== Given request ==
Show every line in the records below that contains the word "panel".
--- start of Supplied material ---
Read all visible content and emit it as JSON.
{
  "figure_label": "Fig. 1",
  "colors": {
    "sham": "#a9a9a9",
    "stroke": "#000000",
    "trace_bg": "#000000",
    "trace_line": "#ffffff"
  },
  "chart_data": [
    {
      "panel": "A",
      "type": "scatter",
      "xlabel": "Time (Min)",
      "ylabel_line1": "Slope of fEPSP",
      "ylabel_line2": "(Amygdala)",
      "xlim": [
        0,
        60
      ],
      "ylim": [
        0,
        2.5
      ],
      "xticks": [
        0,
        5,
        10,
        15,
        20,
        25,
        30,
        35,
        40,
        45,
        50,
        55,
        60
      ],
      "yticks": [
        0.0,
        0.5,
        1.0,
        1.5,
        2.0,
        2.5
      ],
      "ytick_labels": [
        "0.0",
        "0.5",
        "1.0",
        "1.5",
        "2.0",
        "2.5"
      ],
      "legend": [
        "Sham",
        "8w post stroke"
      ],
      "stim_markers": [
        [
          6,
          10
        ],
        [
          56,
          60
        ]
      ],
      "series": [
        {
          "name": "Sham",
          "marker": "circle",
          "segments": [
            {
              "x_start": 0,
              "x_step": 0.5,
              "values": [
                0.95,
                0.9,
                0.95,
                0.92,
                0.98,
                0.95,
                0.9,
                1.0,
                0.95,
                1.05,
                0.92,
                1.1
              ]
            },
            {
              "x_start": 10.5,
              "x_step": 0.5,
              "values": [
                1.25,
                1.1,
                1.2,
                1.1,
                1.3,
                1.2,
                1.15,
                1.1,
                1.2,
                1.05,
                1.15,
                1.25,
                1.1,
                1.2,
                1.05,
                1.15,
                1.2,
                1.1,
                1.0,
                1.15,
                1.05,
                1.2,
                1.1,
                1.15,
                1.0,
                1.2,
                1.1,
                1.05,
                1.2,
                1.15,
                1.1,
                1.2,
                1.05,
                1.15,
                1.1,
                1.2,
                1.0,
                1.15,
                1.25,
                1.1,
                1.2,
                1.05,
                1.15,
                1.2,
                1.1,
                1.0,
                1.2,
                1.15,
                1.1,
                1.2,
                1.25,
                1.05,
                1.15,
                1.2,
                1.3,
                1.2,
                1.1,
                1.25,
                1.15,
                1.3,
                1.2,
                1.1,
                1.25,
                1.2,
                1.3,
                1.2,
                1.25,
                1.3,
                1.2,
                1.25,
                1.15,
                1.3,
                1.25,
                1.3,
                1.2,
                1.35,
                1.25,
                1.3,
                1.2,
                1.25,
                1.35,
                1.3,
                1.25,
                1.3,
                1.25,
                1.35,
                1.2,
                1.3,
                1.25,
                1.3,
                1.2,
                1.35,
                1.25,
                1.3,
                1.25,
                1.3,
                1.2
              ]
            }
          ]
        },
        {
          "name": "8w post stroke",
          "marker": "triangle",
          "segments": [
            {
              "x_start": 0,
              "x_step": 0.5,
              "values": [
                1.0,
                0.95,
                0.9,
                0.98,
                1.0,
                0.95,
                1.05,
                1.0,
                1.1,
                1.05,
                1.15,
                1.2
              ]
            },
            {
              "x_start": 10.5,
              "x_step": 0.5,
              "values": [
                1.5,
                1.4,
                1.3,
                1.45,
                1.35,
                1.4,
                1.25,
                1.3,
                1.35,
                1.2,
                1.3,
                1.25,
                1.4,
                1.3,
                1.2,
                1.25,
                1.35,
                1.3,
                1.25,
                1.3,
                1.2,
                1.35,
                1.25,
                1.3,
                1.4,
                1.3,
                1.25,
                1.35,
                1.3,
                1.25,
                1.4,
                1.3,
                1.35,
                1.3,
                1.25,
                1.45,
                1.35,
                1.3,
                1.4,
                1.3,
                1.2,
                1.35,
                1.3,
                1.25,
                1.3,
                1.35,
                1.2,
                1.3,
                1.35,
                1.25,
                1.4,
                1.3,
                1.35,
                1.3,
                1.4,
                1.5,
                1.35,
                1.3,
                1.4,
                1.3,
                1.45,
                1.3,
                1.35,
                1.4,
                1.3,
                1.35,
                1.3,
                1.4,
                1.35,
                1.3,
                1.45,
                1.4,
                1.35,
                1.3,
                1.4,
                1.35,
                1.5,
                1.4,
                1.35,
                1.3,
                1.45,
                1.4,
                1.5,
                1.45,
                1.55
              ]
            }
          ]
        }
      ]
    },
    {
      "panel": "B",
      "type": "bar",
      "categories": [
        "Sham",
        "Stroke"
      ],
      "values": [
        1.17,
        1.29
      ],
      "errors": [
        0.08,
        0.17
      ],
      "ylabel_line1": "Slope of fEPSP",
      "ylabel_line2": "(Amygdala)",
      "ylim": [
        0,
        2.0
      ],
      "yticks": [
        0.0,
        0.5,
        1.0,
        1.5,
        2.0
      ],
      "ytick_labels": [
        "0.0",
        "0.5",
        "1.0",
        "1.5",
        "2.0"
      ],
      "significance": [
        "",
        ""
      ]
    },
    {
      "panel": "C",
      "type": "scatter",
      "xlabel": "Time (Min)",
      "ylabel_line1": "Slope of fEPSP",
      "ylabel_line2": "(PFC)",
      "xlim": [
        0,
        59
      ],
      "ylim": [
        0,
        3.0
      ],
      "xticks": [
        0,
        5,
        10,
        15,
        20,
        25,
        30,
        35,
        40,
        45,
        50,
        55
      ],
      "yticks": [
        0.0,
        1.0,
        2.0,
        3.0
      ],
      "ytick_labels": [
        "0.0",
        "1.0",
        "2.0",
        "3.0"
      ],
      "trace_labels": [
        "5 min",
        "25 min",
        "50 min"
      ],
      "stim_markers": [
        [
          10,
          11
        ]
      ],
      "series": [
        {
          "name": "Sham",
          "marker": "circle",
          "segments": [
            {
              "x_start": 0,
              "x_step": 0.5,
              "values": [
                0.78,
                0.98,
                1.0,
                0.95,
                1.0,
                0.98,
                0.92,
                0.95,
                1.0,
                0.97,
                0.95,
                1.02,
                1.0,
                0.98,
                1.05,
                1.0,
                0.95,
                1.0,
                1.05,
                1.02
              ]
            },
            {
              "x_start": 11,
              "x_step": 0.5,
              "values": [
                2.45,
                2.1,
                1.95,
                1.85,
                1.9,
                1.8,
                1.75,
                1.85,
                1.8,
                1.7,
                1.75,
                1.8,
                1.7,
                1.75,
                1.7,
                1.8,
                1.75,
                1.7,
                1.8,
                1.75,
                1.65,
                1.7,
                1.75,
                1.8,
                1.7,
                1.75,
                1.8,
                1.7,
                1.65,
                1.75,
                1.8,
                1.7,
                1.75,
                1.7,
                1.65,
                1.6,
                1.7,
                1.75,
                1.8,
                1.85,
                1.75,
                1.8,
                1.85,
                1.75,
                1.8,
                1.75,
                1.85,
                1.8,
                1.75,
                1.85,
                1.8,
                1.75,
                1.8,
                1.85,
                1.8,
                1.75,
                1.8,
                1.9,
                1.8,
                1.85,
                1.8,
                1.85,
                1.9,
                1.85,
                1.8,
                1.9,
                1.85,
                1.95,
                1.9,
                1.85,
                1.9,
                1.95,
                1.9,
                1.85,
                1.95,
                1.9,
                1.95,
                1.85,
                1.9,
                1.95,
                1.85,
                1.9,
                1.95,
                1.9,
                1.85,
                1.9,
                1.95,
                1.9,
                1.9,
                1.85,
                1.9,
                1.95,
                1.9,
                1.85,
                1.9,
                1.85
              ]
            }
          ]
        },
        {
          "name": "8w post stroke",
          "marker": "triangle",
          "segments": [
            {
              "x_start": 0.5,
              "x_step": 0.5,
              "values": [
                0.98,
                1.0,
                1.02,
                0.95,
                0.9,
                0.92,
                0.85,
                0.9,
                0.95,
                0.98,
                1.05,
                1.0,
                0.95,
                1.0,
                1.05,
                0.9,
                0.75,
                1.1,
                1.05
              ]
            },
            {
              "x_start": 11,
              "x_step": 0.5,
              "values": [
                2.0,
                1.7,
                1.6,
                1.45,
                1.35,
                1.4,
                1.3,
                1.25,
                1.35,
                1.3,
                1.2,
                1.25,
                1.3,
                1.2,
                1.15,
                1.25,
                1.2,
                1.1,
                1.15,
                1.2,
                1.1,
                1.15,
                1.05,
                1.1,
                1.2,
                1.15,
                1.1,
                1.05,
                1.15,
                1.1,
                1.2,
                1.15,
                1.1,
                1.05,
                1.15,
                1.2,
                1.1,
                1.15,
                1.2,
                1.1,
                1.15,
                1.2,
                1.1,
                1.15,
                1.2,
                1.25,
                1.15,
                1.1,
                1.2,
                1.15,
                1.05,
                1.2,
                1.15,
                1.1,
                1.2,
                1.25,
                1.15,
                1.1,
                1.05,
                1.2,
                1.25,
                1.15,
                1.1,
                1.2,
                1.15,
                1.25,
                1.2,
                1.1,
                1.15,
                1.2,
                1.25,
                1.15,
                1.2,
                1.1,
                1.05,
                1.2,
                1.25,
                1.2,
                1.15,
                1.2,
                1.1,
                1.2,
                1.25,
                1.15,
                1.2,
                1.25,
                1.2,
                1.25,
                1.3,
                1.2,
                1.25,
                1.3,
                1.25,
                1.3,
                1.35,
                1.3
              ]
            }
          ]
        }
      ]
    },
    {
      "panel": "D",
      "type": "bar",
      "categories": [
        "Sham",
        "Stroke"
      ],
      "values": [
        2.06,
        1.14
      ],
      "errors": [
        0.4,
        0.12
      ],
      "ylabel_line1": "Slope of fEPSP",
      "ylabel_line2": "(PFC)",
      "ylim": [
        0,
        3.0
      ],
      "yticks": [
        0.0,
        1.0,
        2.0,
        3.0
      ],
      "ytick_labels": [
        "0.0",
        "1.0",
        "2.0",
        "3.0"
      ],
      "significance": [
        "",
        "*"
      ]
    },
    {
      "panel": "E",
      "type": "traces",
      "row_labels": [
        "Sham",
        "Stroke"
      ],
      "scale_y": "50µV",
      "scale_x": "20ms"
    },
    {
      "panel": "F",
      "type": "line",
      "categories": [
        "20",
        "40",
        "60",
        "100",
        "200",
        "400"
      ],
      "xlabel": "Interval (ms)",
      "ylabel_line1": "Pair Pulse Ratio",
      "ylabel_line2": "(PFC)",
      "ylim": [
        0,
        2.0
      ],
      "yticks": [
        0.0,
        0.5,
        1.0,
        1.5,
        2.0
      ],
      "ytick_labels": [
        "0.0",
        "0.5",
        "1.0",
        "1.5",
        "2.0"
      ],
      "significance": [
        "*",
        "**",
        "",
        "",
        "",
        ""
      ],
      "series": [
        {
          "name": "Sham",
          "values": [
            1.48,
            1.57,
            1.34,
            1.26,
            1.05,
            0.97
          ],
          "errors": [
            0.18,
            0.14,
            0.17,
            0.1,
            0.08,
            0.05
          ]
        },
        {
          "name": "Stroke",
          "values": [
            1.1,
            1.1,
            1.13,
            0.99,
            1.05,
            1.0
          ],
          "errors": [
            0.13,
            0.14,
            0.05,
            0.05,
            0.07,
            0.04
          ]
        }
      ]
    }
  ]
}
--- end of Supplied material ---
== Response to the exercise ==
      "panel": "A",
      "panel": "B",
      "panel": "C",
      "panel": "D",
      "panel": "E",
      "panel": "F",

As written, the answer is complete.